**EXERCISE TASK**
Copy each entry as it stands, leaving nothing out.

**MATERIAL PROVIDED**
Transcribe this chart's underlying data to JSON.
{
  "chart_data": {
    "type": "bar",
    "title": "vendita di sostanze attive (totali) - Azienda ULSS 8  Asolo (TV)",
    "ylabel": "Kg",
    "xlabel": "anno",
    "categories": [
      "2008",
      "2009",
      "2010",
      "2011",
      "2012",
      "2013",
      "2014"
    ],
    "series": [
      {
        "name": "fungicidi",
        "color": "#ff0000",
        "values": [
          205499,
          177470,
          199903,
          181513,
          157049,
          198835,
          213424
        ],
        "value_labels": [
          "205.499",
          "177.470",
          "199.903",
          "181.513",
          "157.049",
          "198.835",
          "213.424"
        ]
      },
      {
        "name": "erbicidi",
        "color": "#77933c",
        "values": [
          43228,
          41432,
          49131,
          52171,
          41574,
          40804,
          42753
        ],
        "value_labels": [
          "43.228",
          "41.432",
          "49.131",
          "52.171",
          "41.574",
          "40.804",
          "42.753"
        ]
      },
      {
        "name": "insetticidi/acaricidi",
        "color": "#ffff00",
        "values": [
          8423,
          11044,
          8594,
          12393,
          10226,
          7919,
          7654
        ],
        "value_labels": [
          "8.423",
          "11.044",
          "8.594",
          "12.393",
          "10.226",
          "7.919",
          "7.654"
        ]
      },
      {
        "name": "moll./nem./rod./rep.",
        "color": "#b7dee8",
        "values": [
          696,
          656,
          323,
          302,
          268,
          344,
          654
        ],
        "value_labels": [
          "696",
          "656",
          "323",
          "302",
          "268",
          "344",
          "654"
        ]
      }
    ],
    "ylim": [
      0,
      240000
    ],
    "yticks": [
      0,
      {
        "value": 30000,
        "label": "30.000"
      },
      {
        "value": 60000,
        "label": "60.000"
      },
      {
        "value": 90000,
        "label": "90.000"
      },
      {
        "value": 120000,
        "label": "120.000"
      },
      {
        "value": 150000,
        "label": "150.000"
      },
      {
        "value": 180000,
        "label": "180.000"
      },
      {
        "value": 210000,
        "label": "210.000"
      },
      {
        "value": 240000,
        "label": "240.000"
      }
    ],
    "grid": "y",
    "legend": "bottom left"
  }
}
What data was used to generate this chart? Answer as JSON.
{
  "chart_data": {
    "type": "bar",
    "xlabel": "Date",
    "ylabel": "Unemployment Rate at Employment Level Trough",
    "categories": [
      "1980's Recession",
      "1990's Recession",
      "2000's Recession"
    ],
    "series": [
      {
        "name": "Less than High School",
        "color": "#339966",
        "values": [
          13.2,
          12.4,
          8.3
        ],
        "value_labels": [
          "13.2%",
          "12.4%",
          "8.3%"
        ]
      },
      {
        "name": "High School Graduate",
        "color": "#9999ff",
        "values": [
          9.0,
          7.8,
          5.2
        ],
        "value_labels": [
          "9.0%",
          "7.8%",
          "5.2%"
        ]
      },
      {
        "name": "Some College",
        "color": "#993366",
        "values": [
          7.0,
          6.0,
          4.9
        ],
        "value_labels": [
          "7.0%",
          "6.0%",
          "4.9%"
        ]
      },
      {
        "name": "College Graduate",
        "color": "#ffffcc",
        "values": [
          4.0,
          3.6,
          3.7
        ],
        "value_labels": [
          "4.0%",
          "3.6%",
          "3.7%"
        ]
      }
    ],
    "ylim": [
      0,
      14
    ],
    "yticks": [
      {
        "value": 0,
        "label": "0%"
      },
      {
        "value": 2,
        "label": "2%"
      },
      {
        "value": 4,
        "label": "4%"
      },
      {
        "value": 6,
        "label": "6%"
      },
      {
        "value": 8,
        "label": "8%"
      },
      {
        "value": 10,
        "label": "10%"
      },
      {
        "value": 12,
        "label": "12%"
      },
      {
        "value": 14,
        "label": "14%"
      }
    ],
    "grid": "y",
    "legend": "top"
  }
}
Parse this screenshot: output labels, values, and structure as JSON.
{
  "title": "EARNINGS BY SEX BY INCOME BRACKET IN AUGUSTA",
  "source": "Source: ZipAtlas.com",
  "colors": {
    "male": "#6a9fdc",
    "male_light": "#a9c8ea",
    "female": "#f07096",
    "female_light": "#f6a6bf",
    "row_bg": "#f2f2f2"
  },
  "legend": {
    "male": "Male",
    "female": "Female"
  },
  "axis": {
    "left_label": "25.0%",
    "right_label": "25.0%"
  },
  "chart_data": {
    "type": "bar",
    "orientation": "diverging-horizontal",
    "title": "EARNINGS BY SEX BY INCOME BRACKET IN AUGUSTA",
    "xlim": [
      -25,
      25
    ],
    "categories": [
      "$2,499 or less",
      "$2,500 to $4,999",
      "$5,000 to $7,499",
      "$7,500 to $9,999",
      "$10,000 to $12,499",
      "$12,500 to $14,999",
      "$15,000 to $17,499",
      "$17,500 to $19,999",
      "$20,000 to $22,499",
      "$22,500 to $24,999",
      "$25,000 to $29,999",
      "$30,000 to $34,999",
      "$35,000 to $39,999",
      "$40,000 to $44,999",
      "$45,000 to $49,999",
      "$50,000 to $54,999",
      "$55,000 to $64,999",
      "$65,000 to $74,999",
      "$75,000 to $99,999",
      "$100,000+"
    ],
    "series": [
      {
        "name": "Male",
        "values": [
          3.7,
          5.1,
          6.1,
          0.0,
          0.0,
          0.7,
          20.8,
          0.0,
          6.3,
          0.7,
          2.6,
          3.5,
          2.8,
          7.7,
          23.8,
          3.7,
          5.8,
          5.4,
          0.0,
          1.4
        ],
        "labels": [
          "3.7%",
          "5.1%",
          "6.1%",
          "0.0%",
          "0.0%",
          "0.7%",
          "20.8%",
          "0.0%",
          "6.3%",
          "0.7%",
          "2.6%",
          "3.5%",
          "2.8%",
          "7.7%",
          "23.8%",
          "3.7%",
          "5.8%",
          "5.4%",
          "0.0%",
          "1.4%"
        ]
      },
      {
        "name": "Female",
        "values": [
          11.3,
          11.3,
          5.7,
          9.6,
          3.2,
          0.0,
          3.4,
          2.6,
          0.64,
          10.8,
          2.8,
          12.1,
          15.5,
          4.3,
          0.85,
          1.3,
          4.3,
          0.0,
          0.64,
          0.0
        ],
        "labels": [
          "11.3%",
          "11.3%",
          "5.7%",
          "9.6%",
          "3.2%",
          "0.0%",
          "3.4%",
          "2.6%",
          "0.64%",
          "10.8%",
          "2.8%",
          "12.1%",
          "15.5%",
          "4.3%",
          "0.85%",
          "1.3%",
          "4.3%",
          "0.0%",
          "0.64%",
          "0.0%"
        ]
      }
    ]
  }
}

**FULL ANSWER**
Transcribe this chart's underlying data to JSON.
{
  "chart_data": {
    "type": "bar",
    "title": "vendita di sostanze attive (totali) - Azienda ULSS 8  Asolo (TV)",
    "ylabel": "Kg",
    "xlabel": "anno",
    "categories": [
      "2008",
      "2009",
      "2010",
      "2011",
      "2012",
      "2013",
      "2014"
    ],
    "series": [
      {
        "name": "fungicidi",
        "color": "#ff0000",
        "values": [
          205499,
          177470,
          199903,
          181513,
          157049,
          198835,
          213424
        ],
        "value_labels": [
          "205.499",
          "177.470",
          "199.903",
          "181.513",
          "157.049",
          "198.835",
          "213.424"
        ]
      },
      {
        "name": "erbicidi",
        "color": "#77933c",
        "values": [
          43228,
          41432,
          49131,
          52171,
          41574,
          40804,
          42753
        ],
        "value_labels": [
          "43.228",
          "41.432",
          "49.131",
          "52.171",
          "41.574",
          "40.804",
          "42.753"
        ]
      },
      {
        "name": "insetticidi/acaricidi",
        "color": "#ffff00",
        "values": [
          8423,
          11044,
          8594,
          12393,
          10226,
          7919,
          7654
        ],
        "value_labels": [
          "8.423",
          "11.044",
          "8.594",
          "12.393",
          "10.226",
          "7.919",
          "7.654"
        ]
      },
      {
        "name": "moll./nem./rod./rep.",
        "color": "#b7dee8",
        "values": [
          696,
          656,
          323,
          302,
          268,
          344,
          654
        ],
        "value_labels": [
          "696",
          "656",
          "323",
          "302",
          "268",
          "344",
          "654"
        ]
      }
    ],
    "ylim": [
      0,
      240000
    ],
    "yticks": [
      0,
      {
        "value": 30000,
        "label": "30.000"
      },
      {
        "value": 60000,
        "label": "60.000"
      },
      {
        "value": 90000,
        "label": "90.000"
      },
      {
        "value": 120000,
        "label": "120.000"
      },
      {
        "value": 150000,
        "label": "150.000"
      },
      {
        "value": 180000,
        "label": "180.000"
      },
      {
        "value": 210000,
        "label": "210.000"
      },
      {
        "value": 240000,
        "label": "240.000"
      }
    ],
    "grid": "y",
    "legend": "bottom left"
  }
}
What data was used to generate this chart? Answer as JSON.
{
  "chart_data": {
    "type": "bar",
    "xlabel": "Date",
    "ylabel": "Unemployment Rate at Employment Level Trough",
    "categories": [
      "1980's Recession",
      "1990's Recession",
      "2000's Recession"
    ],
    "series": [
      {
        "name": "Less than High School",
        "color": "#339966",
        "values": [
          13.2,
          12.4,
          8.3
        ],
        "value_labels": [
          "13.2%",
          "12.4%",
          "8.3%"
        ]
      },
      {
        "name": "High School Graduate",
        "color": "#9999ff",
        "values": [
          9.0,
          7.8,
          5.2
        ],
        "value_labels": [
          "9.0%",
          "7.8%",
          "5.2%"
        ]
      },
      {
        "name": "Some College",
        "color": "#993366",
        "values": [
          7.0,
          6.0,
          4.9
        ],
        "value_labels": [
          "7.0%",
          "6.0%",
          "4.9%"
        ]
      },
      {
        "name": "College Graduate",
        "color": "#ffffcc",
        "values": [
          4.0,
          3.6,
          3.7
        ],
        "value_labels": [
          "4.0%",
          "3.6%",
          "3.7%"
        ]
      }
    ],
    "ylim": [
      0,
      14
    ],
    "yticks": [
      {
        "value": 0,
        "label": "0%"
      },
      {
        "value": 2,
        "label": "2%"
      },
      {
        "value": 4,
        "label": "4%"
      },
      {
        "value": 6,
        "label": "6%"
      },
      {
        "value": 8,
        "label": "8%"
      },
      {
        "value": 10,
        "label": "10%"
      },
      {
        "value": 12,
        "label": "12%"
      },
      {
        "value": 14,
        "label": "14%"
      }
    ],
    "grid": "y",
    "legend": "top"
  }
}
Parse this screenshot: output labels, values, and structure as JSON.
{
  "title": "EARNINGS BY SEX BY INCOME BRACKET IN AUGUSTA",
  "source": "Source: ZipAtlas.com",
  "colors": {
    "male": "#6a9fdc",
    "male_light": "#a9c8ea",
    "female": "#f07096",
    "female_light": "#f6a6bf",
    "row_bg": "#f2f2f2"
  },
  "legend": {
    "male": "Male",
    "female": "Female"
  },
  "axis": {
    "left_label": "25.0%",
    "right_label": "25.0%"
  },
  "chart_data": {
    "type": "bar",
    "orientation": "diverging-horizontal",
    "title": "EARNINGS BY SEX BY INCOME BRACKET IN AUGUSTA",
    "xlim": [
      -25,
      25
    ],
    "categories": [
      "$2,499 or less",
      "$2,500 to $4,999",
      "$5,000 to $7,499",
      "$7,500 to $9,999",
      "$10,000 to $12,499",
      "$12,500 to $14,999",
      "$15,000 to $17,499",
      "$17,500 to $19,999",
      "$20,000 to $22,499",
      "$22,500 to $24,999",
      "$25,000 to $29,999",
      "$30,000 to $34,999",
      "$35,000 to $39,999",
      "$40,000 to $44,999",
      "$45,000 to $49,999",
      "$50,000 to $54,999",
      "$55,000 to $64,999",
      "$65,000 to $74,999",
      "$75,000 to $99,999",
      "$100,000+"
    ],
    "series": [
      {
        "name": "Male",
        "values": [
          3.7,
          5.1,
          6.1,
          0.0,
          0.0,
          0.7,
          20.8,
          0.0,
          6.3,
          0.7,
          2.6,
          3.5,
          2.8,
          7.7,
          23.8,
          3.7,
          5.8,
          5.4,
          0.0,
          1.4
        ],
        "labels": [
          "3.7%",
          "5.1%",
          "6.1%",
          "0.0%",
          "0.0%",
          "0.7%",
          "20.8%",
          "0.0%",
          "6.3%",
          "0.7%",
          "2.6%",
          "3.5%",
          "2.8%",
          "7.7%",
          "23.8%",
          "3.7%",
          "5.8%",
          "5.4%",
          "0.0%",
          "1.4%"
        ]
      },
      {
        "name": "Female",
        "values": [
          11.3,
          11.3,
          5.7,
          9.6,
          3.2,
          0.0,
          3.4,
          2.6,
          0.64,
          10.8,
          2.8,
          12.1,
          15.5,
          4.3,
          0.85,
          1.3,
          4.3,
          0.0,
          0.64,
          0.0
        ],
        "labels": [
          "11.3%",
          "11.3%",
          "5.7%",
          "9.6%",
          "3.2%",
          "0.0%",
          "3.4%",
          "2.6%",
          "0.64%",
          "10.8%",
          "2.8%",
          "12.1%",
          "15.5%",
          "4.3%",
          "0.85%",
          "1.3%",
          "4.3%",
          "0.0%",
          "0.64%",
          "0.0%"
        ]
      }
    ]
  }
}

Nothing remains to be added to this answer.